_WHAT THIS TASK INVOLVES_
Using the vocabulary lesson on Egypt's credit rating below, answer these questions.
1. What definition does the lesson give for "tranche"?
2. From what rating to what rating did Moody's lower Egypt?
3. How many times has Moody's downgraded Egypt since January 2011?

_EXCERPT PROVIDED_
####################
2. overthrow [OH-ver-throh] (v.) – to remove or bring down a person from power, especially by force
Example: The overthrow of the cruel dictator ended the suffering of the country.

3. deficit [DEF-uh-sit; British also dih-FIS-it] (n.) – lack or shortage in the required amount
Example: The CEO cut on spending due to the company’s budget deficit.

4. expenditure [ik-SPEN-di-cher] (n.) – the amount of money spent
Example:   Monthly expenditures should not exceed one’s monthly salary.

5. tranche [trahnch, trahnsh; French trahnsh] (n.) – an installment or a part of the whole
Example: The company will receive the loan in three tranches starting April of this year.

Read the text below.

Moody's, one of the world’s biggest credit rating agencies, has once more lowered Egypt's credit rating, saying that the country’s unstable political situation and poor government finances increase the risk of a default within five years.

Since the overthrow of former Egyptian president Hosni Mubarak in 2011, the country has been experiencing economic crisis. The government has been troubled with a decreasing currency reserve, a falling tourism industry, a rising budget deficit and a continued political unrest often characterized by violent street protests.

The continuous decline in Egypt's economy caused Moody's cut in Egypt's economic rating, downgrading from B3 to Caa1 or high credit risk to very high credit risk. Moody’s has downgraded Egypt six times since January 2011. And with the new rating having a negative outlook, the country’s rating can further decrease.

Moody's predicts that Egypt may have a 10% chance of defaulting on its debt by next year, which is slightly below the 40% default possibility within the next five years.
####################
_RAW RECORDS_
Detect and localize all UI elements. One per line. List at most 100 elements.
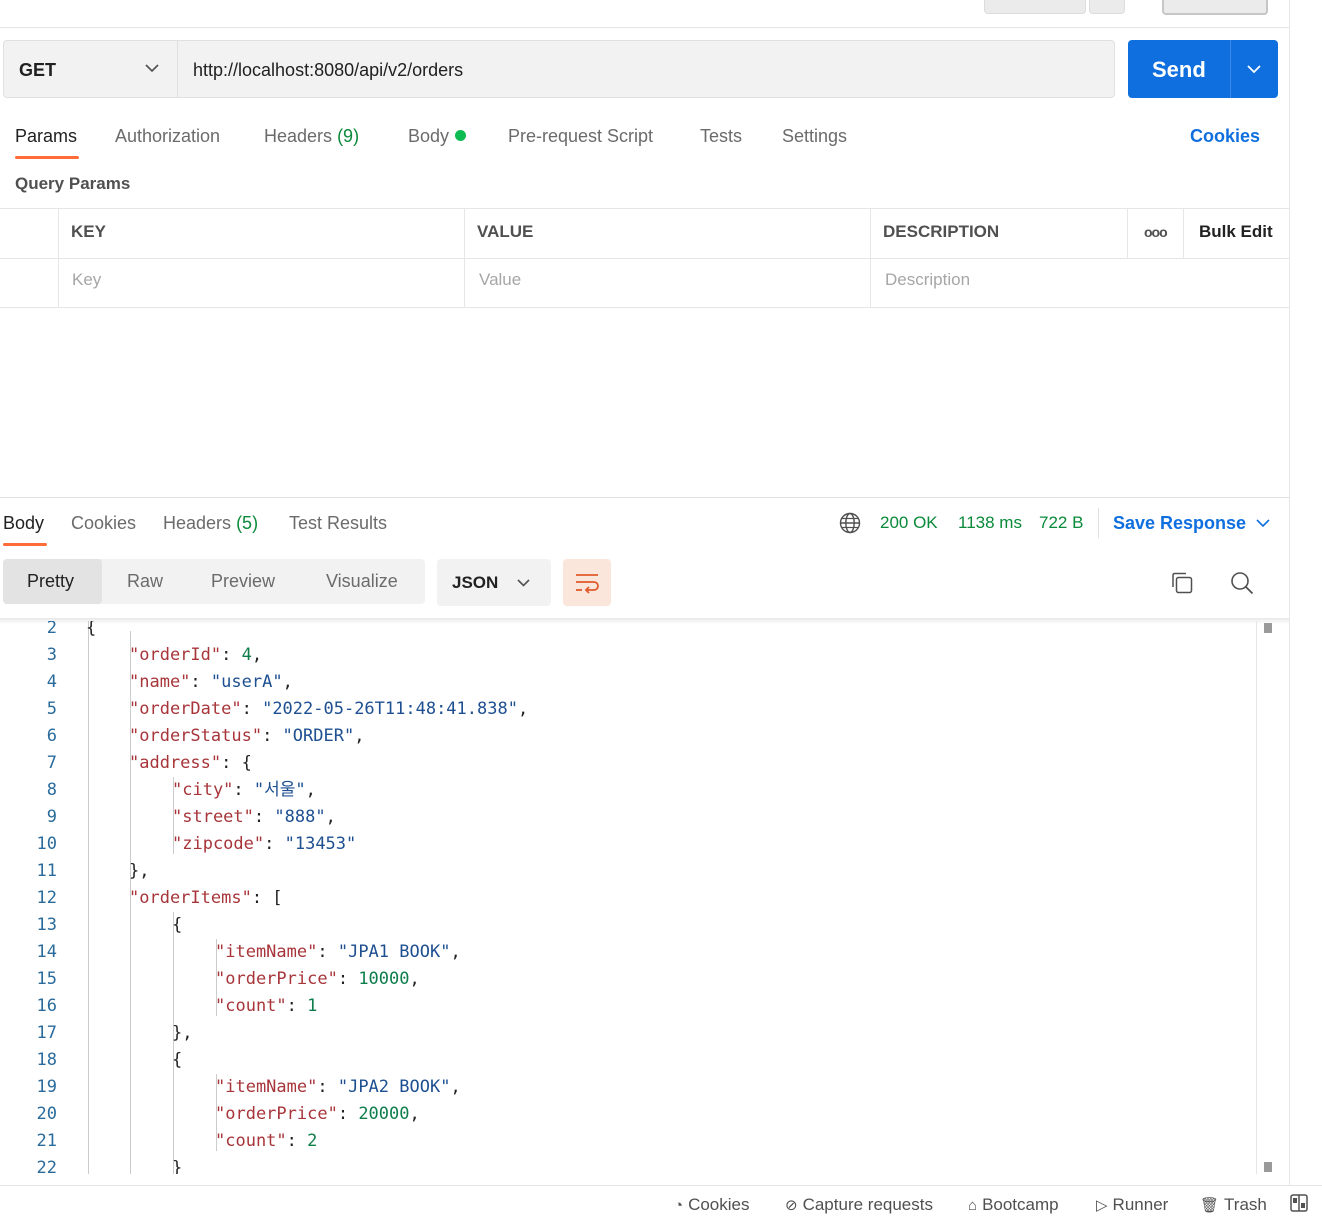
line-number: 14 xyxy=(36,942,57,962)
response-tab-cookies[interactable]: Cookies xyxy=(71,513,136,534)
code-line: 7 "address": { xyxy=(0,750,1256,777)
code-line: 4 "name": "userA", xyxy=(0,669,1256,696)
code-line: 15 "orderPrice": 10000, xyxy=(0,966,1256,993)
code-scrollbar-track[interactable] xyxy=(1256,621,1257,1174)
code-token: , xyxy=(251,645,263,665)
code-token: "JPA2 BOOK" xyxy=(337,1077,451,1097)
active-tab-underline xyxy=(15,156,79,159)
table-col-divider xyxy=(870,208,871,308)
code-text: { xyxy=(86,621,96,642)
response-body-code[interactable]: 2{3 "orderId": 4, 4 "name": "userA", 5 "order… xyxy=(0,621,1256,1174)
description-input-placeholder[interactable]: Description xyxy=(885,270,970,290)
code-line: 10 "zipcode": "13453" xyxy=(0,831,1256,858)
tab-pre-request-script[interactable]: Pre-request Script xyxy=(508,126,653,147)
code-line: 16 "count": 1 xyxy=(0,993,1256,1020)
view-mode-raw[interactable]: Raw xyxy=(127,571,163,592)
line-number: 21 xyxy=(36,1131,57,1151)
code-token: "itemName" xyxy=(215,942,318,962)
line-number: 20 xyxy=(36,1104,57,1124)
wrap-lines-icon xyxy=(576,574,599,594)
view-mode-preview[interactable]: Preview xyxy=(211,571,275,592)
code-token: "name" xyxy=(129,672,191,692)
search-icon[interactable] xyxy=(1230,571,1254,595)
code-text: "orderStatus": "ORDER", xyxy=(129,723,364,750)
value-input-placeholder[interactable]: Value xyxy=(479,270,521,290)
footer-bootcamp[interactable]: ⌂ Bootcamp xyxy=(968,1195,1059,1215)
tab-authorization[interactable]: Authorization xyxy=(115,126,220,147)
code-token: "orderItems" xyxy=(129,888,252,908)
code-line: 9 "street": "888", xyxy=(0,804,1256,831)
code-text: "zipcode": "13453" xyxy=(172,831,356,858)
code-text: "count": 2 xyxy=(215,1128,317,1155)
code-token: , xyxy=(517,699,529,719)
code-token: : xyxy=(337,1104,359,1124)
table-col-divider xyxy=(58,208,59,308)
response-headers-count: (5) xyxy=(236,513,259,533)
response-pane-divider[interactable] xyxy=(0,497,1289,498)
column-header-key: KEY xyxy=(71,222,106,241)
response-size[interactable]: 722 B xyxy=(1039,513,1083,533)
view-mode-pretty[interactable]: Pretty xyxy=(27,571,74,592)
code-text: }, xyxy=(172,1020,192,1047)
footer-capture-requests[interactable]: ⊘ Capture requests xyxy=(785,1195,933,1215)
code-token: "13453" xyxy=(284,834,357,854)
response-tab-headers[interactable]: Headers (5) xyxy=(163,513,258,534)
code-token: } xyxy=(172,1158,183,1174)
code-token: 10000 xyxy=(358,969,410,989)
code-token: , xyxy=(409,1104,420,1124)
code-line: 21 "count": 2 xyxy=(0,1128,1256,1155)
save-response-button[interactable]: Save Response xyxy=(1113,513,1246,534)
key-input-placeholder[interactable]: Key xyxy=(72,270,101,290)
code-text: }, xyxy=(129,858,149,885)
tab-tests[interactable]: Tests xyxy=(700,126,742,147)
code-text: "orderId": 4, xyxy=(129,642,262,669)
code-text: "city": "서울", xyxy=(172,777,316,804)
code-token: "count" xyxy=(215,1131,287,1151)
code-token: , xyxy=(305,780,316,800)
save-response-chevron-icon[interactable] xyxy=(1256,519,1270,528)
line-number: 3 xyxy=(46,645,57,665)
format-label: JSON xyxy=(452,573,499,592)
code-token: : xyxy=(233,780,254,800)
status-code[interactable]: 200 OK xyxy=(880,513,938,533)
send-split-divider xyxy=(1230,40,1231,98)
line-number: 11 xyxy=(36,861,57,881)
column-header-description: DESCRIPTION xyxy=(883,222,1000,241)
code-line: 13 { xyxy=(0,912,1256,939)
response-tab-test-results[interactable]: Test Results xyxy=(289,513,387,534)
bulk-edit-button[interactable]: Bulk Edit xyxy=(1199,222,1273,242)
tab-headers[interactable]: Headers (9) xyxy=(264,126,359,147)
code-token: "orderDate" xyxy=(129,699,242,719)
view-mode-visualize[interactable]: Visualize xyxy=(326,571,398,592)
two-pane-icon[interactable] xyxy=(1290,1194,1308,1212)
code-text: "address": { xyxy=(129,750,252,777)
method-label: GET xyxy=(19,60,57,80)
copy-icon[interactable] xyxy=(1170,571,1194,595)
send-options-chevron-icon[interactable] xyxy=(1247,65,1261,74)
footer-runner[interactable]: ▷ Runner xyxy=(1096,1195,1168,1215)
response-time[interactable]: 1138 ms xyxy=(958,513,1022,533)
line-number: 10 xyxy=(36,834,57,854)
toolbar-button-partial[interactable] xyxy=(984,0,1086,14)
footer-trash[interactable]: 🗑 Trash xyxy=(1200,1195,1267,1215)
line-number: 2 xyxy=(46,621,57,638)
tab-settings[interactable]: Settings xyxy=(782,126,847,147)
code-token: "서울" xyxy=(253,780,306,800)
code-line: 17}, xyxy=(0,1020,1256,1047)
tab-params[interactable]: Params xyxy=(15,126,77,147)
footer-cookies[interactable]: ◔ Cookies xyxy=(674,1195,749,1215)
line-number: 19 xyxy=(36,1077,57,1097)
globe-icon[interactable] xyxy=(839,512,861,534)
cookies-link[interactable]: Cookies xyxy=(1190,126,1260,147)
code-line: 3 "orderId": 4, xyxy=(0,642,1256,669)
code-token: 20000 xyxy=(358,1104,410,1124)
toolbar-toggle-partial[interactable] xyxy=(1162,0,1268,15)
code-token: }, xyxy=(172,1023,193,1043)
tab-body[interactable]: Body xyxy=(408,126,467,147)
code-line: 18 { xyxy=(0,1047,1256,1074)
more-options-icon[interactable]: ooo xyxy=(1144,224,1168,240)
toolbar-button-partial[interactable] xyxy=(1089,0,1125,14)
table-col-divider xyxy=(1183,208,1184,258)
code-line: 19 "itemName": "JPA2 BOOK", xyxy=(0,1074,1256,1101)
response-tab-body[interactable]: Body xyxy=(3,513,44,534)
####################
_THE RESPONSE_
1. An installment or a part of the whole.
2. From B3 to Caa1.
3. Six times.